Data extracted from a collection:
+--
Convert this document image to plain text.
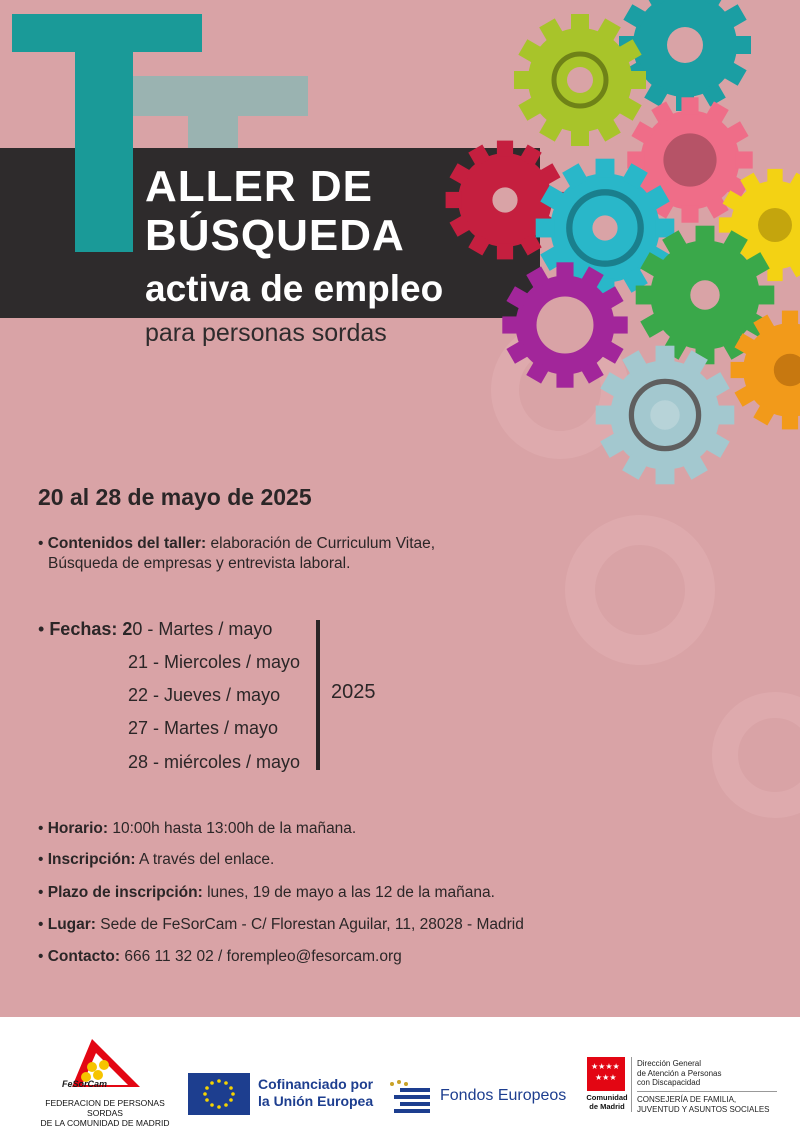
ALLER DE
BÚSQUEDA
activa de empleo
para personas sordas
20 al 28 de mayo de 2025
• Contenidos del taller: elaboración de Curriculum Vitae,
Búsqueda de empresas y entrevista laboral.
• Fechas: 20 - Martes / mayo
21 - Miercoles / mayo
22 - Jueves / mayo
27 - Martes / mayo
28 - miércoles / mayo
2025
• Horario: 10:00h hasta 13:00h de la mañana.
• Inscripción: A través del enlace.
• Plazo de inscripción: lunes, 19 de mayo a las 12 de la mañana.
• Lugar: Sede de FeSorCam - C/ Florestan Aguilar, 11, 28028 - Madrid
• Contacto: 666 11 32 02 / forempleo@fesorcam.org
FeSorCam
FEDERACION DE PERSONAS SORDAS
DE LA COMUNIDAD DE MADRID
Cofinanciado por
la Unión Europea	Fondos Europeos
★★★★
★★★
Comunidad
de Madrid
Dirección General
de Atención a Personas
con Discapacidad
CONSEJERÍA DE FAMILIA,
JUVENTUD Y ASUNTOS SOCIALES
+--
> _WHAT YOU SHOULD DO_
Copy out all of the data word for word. Do not carry over any picture.

> _RESPONSE_
Convert this document image to plain text.
ALLER DE
BÚSQUEDA
activa de empleo
para personas sordas
20 al 28 de mayo de 2025
• Contenidos del taller: elaboración de Curriculum Vitae,
Búsqueda de empresas y entrevista laboral.
• Fechas: 20 - Martes / mayo
21 - Miercoles / mayo
22 - Jueves / mayo
27 - Martes / mayo
28 - miércoles / mayo
2025
• Horario: 10:00h hasta 13:00h de la mañana.
• Inscripción: A través del enlace.
• Plazo de inscripción: lunes, 19 de mayo a las 12 de la mañana.
• Lugar: Sede de FeSorCam - C/ Florestan Aguilar, 11, 28028 - Madrid
• Contacto: 666 11 32 02 / forempleo@fesorcam.org
FeSorCam
FEDERACION DE PERSONAS SORDAS
DE LA COMUNIDAD DE MADRID
Cofinanciado por
la Unión Europea	Fondos Europeos
★★★★
★★★
Comunidad
de Madrid
Dirección General
de Atención a Personas
con Discapacidad
CONSEJERÍA DE FAMILIA,
JUVENTUD Y ASUNTOS SOCIALES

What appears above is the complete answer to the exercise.